- _Rows_:
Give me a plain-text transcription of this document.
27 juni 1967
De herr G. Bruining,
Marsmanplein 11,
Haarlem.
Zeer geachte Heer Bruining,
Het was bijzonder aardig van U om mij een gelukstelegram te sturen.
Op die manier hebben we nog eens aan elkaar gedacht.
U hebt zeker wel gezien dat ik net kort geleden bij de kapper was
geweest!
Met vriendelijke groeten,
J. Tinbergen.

- _Given exercise_: Reproduce each record shown above without altering a single word.

- _Finished exercise_:
Give me a plain-text transcription of this document.
27 juni 1967
De herr G. Bruining,
Marsmanplein 11,
Haarlem.
Zeer geachte Heer Bruining,
Het was bijzonder aardig van U om mij een gelukstelegram te sturen.
Op die manier hebben we nog eens aan elkaar gedacht.
U hebt zeker wel gezien dat ik net kort geleden bij de kapper was
geweest!
Met vriendelijke groeten,
J. Tinbergen.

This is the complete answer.